● Stated problem: Return the count of lines with the string "style" in them, and nothing else.

● Supplied data:
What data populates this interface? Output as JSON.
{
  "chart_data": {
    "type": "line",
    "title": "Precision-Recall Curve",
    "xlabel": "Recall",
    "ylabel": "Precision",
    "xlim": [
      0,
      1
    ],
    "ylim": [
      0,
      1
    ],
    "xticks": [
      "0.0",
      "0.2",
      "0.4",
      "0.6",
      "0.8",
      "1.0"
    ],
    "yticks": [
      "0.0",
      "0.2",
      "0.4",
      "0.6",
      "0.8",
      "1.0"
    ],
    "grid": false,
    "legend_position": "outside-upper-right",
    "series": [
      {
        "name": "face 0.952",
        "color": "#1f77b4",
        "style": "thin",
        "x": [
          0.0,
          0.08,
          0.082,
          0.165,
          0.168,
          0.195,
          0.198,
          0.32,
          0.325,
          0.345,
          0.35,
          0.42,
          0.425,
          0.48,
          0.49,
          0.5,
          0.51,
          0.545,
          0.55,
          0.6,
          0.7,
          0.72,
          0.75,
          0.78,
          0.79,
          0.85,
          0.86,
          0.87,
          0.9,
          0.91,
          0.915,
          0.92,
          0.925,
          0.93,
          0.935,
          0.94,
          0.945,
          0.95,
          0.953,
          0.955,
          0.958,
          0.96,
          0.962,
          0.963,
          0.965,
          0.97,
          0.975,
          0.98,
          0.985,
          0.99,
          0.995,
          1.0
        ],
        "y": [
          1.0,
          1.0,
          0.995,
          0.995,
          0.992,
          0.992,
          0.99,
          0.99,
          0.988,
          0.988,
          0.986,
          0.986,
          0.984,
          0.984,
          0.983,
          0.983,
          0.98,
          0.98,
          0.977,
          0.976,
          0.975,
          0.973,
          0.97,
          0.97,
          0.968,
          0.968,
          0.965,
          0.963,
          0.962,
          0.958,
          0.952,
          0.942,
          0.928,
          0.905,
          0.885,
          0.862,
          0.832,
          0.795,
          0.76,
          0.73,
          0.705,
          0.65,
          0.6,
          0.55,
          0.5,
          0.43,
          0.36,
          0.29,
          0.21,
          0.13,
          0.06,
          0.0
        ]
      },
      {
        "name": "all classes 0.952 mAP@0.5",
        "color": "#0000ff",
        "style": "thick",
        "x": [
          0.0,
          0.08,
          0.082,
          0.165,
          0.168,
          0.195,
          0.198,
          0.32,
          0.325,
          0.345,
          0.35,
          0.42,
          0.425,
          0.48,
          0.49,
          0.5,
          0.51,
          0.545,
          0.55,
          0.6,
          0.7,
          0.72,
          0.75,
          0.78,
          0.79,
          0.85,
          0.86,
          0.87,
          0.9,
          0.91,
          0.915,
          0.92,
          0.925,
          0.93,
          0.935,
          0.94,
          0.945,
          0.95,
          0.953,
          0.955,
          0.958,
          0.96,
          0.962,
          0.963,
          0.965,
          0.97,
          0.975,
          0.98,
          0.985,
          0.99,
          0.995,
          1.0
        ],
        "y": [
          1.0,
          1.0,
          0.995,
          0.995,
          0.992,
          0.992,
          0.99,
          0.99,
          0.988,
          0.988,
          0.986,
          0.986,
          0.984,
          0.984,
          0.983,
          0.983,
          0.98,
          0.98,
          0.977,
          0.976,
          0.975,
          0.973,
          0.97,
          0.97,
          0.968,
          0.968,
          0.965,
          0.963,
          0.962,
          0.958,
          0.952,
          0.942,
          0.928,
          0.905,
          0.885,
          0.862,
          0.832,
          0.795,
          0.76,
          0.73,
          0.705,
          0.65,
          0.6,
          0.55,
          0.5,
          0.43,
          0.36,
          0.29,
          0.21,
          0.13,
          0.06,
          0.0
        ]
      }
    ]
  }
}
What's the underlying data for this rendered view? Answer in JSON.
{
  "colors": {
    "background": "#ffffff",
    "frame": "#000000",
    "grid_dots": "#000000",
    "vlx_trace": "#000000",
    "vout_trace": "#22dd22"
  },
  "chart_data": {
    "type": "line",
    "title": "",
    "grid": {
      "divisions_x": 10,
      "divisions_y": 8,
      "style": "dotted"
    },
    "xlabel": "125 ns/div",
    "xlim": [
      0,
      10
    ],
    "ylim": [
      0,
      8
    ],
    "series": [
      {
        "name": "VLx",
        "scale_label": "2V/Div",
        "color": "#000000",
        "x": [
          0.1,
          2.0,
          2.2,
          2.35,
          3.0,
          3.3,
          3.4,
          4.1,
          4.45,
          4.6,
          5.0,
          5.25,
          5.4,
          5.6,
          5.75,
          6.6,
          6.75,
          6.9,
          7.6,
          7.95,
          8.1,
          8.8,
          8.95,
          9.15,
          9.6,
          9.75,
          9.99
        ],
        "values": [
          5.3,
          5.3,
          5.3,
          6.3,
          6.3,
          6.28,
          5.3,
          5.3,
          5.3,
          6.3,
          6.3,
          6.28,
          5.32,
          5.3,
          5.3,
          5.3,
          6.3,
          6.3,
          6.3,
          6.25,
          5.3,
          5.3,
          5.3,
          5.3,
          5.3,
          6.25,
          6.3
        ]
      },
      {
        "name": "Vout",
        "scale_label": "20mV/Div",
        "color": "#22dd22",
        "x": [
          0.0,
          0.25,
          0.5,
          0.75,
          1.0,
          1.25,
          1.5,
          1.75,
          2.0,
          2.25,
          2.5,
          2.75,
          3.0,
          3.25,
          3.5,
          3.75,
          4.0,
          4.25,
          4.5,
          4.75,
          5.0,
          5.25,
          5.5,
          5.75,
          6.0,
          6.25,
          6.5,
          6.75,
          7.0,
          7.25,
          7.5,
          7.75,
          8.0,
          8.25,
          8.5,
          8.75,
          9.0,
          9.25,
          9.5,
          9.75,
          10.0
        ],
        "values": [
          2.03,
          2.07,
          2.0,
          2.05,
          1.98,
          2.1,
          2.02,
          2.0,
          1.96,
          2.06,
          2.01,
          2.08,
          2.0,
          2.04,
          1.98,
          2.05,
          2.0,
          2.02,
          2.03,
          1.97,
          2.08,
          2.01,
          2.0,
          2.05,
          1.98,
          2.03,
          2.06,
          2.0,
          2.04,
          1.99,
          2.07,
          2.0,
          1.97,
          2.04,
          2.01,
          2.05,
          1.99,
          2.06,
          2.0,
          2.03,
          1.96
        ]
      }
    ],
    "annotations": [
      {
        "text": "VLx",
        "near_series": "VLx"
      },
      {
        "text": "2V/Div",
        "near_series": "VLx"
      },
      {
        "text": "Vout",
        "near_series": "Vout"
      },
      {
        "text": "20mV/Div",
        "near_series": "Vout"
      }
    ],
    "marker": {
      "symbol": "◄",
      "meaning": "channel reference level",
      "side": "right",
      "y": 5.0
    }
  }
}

● Answer to this task: 3